<<<<

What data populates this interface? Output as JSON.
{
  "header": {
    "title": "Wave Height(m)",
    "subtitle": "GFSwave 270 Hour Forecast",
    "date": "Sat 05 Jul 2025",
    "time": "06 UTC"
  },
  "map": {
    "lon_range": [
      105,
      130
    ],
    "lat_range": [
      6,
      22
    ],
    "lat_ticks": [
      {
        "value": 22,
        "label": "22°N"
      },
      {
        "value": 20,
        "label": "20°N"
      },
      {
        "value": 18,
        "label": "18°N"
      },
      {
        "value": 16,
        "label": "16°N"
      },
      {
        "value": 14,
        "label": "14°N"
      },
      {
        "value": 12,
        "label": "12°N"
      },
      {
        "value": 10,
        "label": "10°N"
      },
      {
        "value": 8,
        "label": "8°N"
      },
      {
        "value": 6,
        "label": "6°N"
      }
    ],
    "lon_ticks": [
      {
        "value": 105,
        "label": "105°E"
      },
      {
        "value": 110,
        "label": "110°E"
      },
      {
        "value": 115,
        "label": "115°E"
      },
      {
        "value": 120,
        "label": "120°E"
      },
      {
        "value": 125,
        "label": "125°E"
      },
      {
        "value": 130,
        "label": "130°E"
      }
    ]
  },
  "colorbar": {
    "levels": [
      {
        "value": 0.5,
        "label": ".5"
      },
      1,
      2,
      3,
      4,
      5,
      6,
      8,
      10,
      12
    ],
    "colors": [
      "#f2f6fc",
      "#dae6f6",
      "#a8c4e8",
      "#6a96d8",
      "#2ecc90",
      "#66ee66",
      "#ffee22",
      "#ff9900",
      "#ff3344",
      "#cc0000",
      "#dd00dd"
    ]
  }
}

>>>>

Write each line above out exactly.

▶ [Result of this exercise]:
What data populates this interface? Output as JSON.
{
  "header": {
    "title": "Wave Height(m)",
    "subtitle": "GFSwave 270 Hour Forecast",
    "date": "Sat 05 Jul 2025",
    "time": "06 UTC"
  },
  "map": {
    "lon_range": [
      105,
      130
    ],
    "lat_range": [
      6,
      22
    ],
    "lat_ticks": [
      {
        "value": 22,
        "label": "22°N"
      },
      {
        "value": 20,
        "label": "20°N"
      },
      {
        "value": 18,
        "label": "18°N"
      },
      {
        "value": 16,
        "label": "16°N"
      },
      {
        "value": 14,
        "label": "14°N"
      },
      {
        "value": 12,
        "label": "12°N"
      },
      {
        "value": 10,
        "label": "10°N"
      },
      {
        "value": 8,
        "label": "8°N"
      },
      {
        "value": 6,
        "label": "6°N"
      }
    ],
    "lon_ticks": [
      {
        "value": 105,
        "label": "105°E"
      },
      {
        "value": 110,
        "label": "110°E"
      },
      {
        "value": 115,
        "label": "115°E"
      },
      {
        "value": 120,
        "label": "120°E"
      },
      {
        "value": 125,
        "label": "125°E"
      },
      {
        "value": 130,
        "label": "130°E"
      }
    ]
  },
  "colorbar": {
    "levels": [
      {
        "value": 0.5,
        "label": ".5"
      },
      1,
      2,
      3,
      4,
      5,
      6,
      8,
      10,
      12
    ],
    "colors": [
      "#f2f6fc",
      "#dae6f6",
      "#a8c4e8",
      "#6a96d8",
      "#2ecc90",
      "#66ee66",
      "#ffee22",
      "#ff9900",
      "#ff3344",
      "#cc0000",
      "#dd00dd"
    ]
  }
}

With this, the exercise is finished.